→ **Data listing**
====================

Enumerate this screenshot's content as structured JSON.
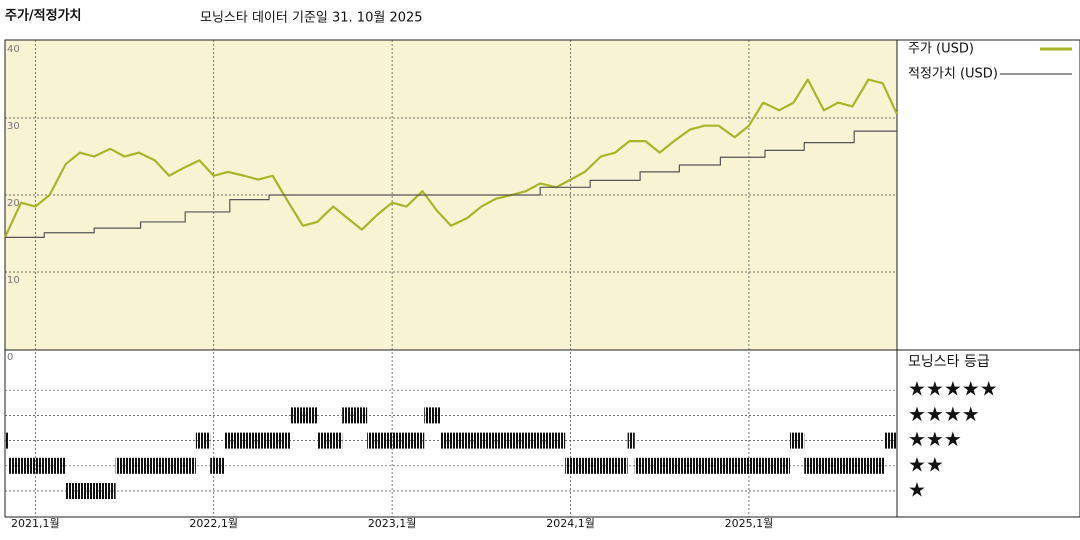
{
  "chart_data": {
    "type": "line",
    "title": "주가/적정가치",
    "subtitle": "모닝스타 데이터 기준일 31. 10월 2025",
    "xlim": [
      2020.83,
      2025.83
    ],
    "xticks": [
      {
        "value": 2021,
        "label": "2021,1월"
      },
      {
        "value": 2022,
        "label": "2022,1월"
      },
      {
        "value": 2023,
        "label": "2023,1월"
      },
      {
        "value": 2024,
        "label": "2024,1월"
      },
      {
        "value": 2025,
        "label": "2025,1월"
      }
    ],
    "ylim": [
      0,
      40
    ],
    "yticks": [
      0,
      10,
      20,
      30,
      40
    ],
    "grid": true,
    "series": [
      {
        "name": "주가 (USD)",
        "color": "#a9b526",
        "step": false,
        "x": [
          2020.83,
          2020.92,
          2021.0,
          2021.08,
          2021.17,
          2021.25,
          2021.33,
          2021.42,
          2021.5,
          2021.58,
          2021.67,
          2021.75,
          2021.83,
          2021.92,
          2022.0,
          2022.08,
          2022.17,
          2022.25,
          2022.33,
          2022.42,
          2022.5,
          2022.58,
          2022.67,
          2022.75,
          2022.83,
          2022.92,
          2023.0,
          2023.08,
          2023.17,
          2023.25,
          2023.33,
          2023.42,
          2023.5,
          2023.58,
          2023.67,
          2023.75,
          2023.83,
          2023.92,
          2024.0,
          2024.08,
          2024.17,
          2024.25,
          2024.33,
          2024.42,
          2024.5,
          2024.58,
          2024.67,
          2024.75,
          2024.83,
          2024.92,
          2025.0,
          2025.08,
          2025.17,
          2025.25,
          2025.33,
          2025.42,
          2025.5,
          2025.58,
          2025.67,
          2025.75,
          2025.83
        ],
        "values": [
          14.5,
          19,
          18.5,
          20,
          24,
          25.5,
          25,
          26,
          25,
          25.5,
          24.5,
          22.5,
          23.5,
          24.5,
          22.5,
          23,
          22.5,
          22,
          22.5,
          19,
          16,
          16.5,
          18.5,
          17,
          15.5,
          17.5,
          19,
          18.5,
          20.5,
          18,
          16,
          17,
          18.5,
          19.5,
          20,
          20.5,
          21.5,
          21,
          22,
          23,
          25,
          25.5,
          27,
          27,
          25.5,
          27,
          28.5,
          29,
          29,
          27.5,
          29,
          32,
          31,
          32,
          35,
          31,
          32,
          31.5,
          35,
          34.5,
          30.5
        ]
      },
      {
        "name": "적정가치 (USD)",
        "color": "#555555",
        "step": true,
        "x": [
          2020.83,
          2021.05,
          2021.33,
          2021.59,
          2021.84,
          2022.09,
          2022.31,
          2023.83,
          2024.11,
          2024.39,
          2024.61,
          2024.84,
          2025.09,
          2025.31,
          2025.59,
          2025.83
        ],
        "values": [
          14.5,
          15.1,
          15.7,
          16.5,
          17.8,
          19.4,
          20.0,
          21.0,
          21.9,
          23.0,
          23.9,
          24.9,
          25.8,
          26.8,
          28.3,
          28.3
        ]
      }
    ],
    "rating_title": "모닝스타 등급",
    "rating_levels": [
      {
        "stars": 5,
        "label": "★★★★★"
      },
      {
        "stars": 4,
        "label": "★★★★"
      },
      {
        "stars": 3,
        "label": "★★★"
      },
      {
        "stars": 2,
        "label": "★★"
      },
      {
        "stars": 1,
        "label": "★"
      }
    ],
    "rating_periods": [
      {
        "start": 2020.83,
        "end": 2020.85,
        "stars": 3
      },
      {
        "start": 2020.85,
        "end": 2021.17,
        "stars": 2
      },
      {
        "start": 2021.17,
        "end": 2021.45,
        "stars": 1
      },
      {
        "start": 2021.45,
        "end": 2021.9,
        "stars": 2
      },
      {
        "start": 2021.9,
        "end": 2021.98,
        "stars": 3
      },
      {
        "start": 2021.98,
        "end": 2022.06,
        "stars": 2
      },
      {
        "start": 2022.06,
        "end": 2022.43,
        "stars": 3
      },
      {
        "start": 2022.43,
        "end": 2022.58,
        "stars": 4
      },
      {
        "start": 2022.58,
        "end": 2022.72,
        "stars": 3
      },
      {
        "start": 2022.72,
        "end": 2022.86,
        "stars": 4
      },
      {
        "start": 2022.86,
        "end": 2023.18,
        "stars": 3
      },
      {
        "start": 2023.18,
        "end": 2023.27,
        "stars": 4
      },
      {
        "start": 2023.27,
        "end": 2023.97,
        "stars": 3
      },
      {
        "start": 2023.97,
        "end": 2024.32,
        "stars": 2
      },
      {
        "start": 2024.32,
        "end": 2024.36,
        "stars": 3
      },
      {
        "start": 2024.36,
        "end": 2025.23,
        "stars": 2
      },
      {
        "start": 2025.23,
        "end": 2025.31,
        "stars": 3
      },
      {
        "start": 2025.31,
        "end": 2025.76,
        "stars": 2
      },
      {
        "start": 2025.76,
        "end": 2025.83,
        "stars": 3
      }
    ]
  }
}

====================

→ **DIRECTIVE**
Transcribe every record above exactly as written, leaving out any pictures.

→ **EXERCISE ANSWER**
Enumerate this screenshot's content as structured JSON.
{
  "chart_data": {
    "type": "line",
    "title": "주가/적정가치",
    "subtitle": "모닝스타 데이터 기준일 31. 10월 2025",
    "xlim": [
      2020.83,
      2025.83
    ],
    "xticks": [
      {
        "value": 2021,
        "label": "2021,1월"
      },
      {
        "value": 2022,
        "label": "2022,1월"
      },
      {
        "value": 2023,
        "label": "2023,1월"
      },
      {
        "value": 2024,
        "label": "2024,1월"
      },
      {
        "value": 2025,
        "label": "2025,1월"
      }
    ],
    "ylim": [
      0,
      40
    ],
    "yticks": [
      0,
      10,
      20,
      30,
      40
    ],
    "grid": true,
    "series": [
      {
        "name": "주가 (USD)",
        "color": "#a9b526",
        "step": false,
        "x": [
          2020.83,
          2020.92,
          2021.0,
          2021.08,
          2021.17,
          2021.25,
          2021.33,
          2021.42,
          2021.5,
          2021.58,
          2021.67,
          2021.75,
          2021.83,
          2021.92,
          2022.0,
          2022.08,
          2022.17,
          2022.25,
          2022.33,
          2022.42,
          2022.5,
          2022.58,
          2022.67,
          2022.75,
          2022.83,
          2022.92,
          2023.0,
          2023.08,
          2023.17,
          2023.25,
          2023.33,
          2023.42,
          2023.5,
          2023.58,
          2023.67,
          2023.75,
          2023.83,
          2023.92,
          2024.0,
          2024.08,
          2024.17,
          2024.25,
          2024.33,
          2024.42,
          2024.5,
          2024.58,
          2024.67,
          2024.75,
          2024.83,
          2024.92,
          2025.0,
          2025.08,
          2025.17,
          2025.25,
          2025.33,
          2025.42,
          2025.5,
          2025.58,
          2025.67,
          2025.75,
          2025.83
        ],
        "values": [
          14.5,
          19,
          18.5,
          20,
          24,
          25.5,
          25,
          26,
          25,
          25.5,
          24.5,
          22.5,
          23.5,
          24.5,
          22.5,
          23,
          22.5,
          22,
          22.5,
          19,
          16,
          16.5,
          18.5,
          17,
          15.5,
          17.5,
          19,
          18.5,
          20.5,
          18,
          16,
          17,
          18.5,
          19.5,
          20,
          20.5,
          21.5,
          21,
          22,
          23,
          25,
          25.5,
          27,
          27,
          25.5,
          27,
          28.5,
          29,
          29,
          27.5,
          29,
          32,
          31,
          32,
          35,
          31,
          32,
          31.5,
          35,
          34.5,
          30.5
        ]
      },
      {
        "name": "적정가치 (USD)",
        "color": "#555555",
        "step": true,
        "x": [
          2020.83,
          2021.05,
          2021.33,
          2021.59,
          2021.84,
          2022.09,
          2022.31,
          2023.83,
          2024.11,
          2024.39,
          2024.61,
          2024.84,
          2025.09,
          2025.31,
          2025.59,
          2025.83
        ],
        "values": [
          14.5,
          15.1,
          15.7,
          16.5,
          17.8,
          19.4,
          20.0,
          21.0,
          21.9,
          23.0,
          23.9,
          24.9,
          25.8,
          26.8,
          28.3,
          28.3
        ]
      }
    ],
    "rating_title": "모닝스타 등급",
    "rating_levels": [
      {
        "stars": 5,
        "label": "★★★★★"
      },
      {
        "stars": 4,
        "label": "★★★★"
      },
      {
        "stars": 3,
        "label": "★★★"
      },
      {
        "stars": 2,
        "label": "★★"
      },
      {
        "stars": 1,
        "label": "★"
      }
    ],
    "rating_periods": [
      {
        "start": 2020.83,
        "end": 2020.85,
        "stars": 3
      },
      {
        "start": 2020.85,
        "end": 2021.17,
        "stars": 2
      },
      {
        "start": 2021.17,
        "end": 2021.45,
        "stars": 1
      },
      {
        "start": 2021.45,
        "end": 2021.9,
        "stars": 2
      },
      {
        "start": 2021.9,
        "end": 2021.98,
        "stars": 3
      },
      {
        "start": 2021.98,
        "end": 2022.06,
        "stars": 2
      },
      {
        "start": 2022.06,
        "end": 2022.43,
        "stars": 3
      },
      {
        "start": 2022.43,
        "end": 2022.58,
        "stars": 4
      },
      {
        "start": 2022.58,
        "end": 2022.72,
        "stars": 3
      },
      {
        "start": 2022.72,
        "end": 2022.86,
        "stars": 4
      },
      {
        "start": 2022.86,
        "end": 2023.18,
        "stars": 3
      },
      {
        "start": 2023.18,
        "end": 2023.27,
        "stars": 4
      },
      {
        "start": 2023.27,
        "end": 2023.97,
        "stars": 3
      },
      {
        "start": 2023.97,
        "end": 2024.32,
        "stars": 2
      },
      {
        "start": 2024.32,
        "end": 2024.36,
        "stars": 3
      },
      {
        "start": 2024.36,
        "end": 2025.23,
        "stars": 2
      },
      {
        "start": 2025.23,
        "end": 2025.31,
        "stars": 3
      },
      {
        "start": 2025.31,
        "end": 2025.76,
        "stars": 2
      },
      {
        "start": 2025.76,
        "end": 2025.83,
        "stars": 3
      }
    ]
  }
}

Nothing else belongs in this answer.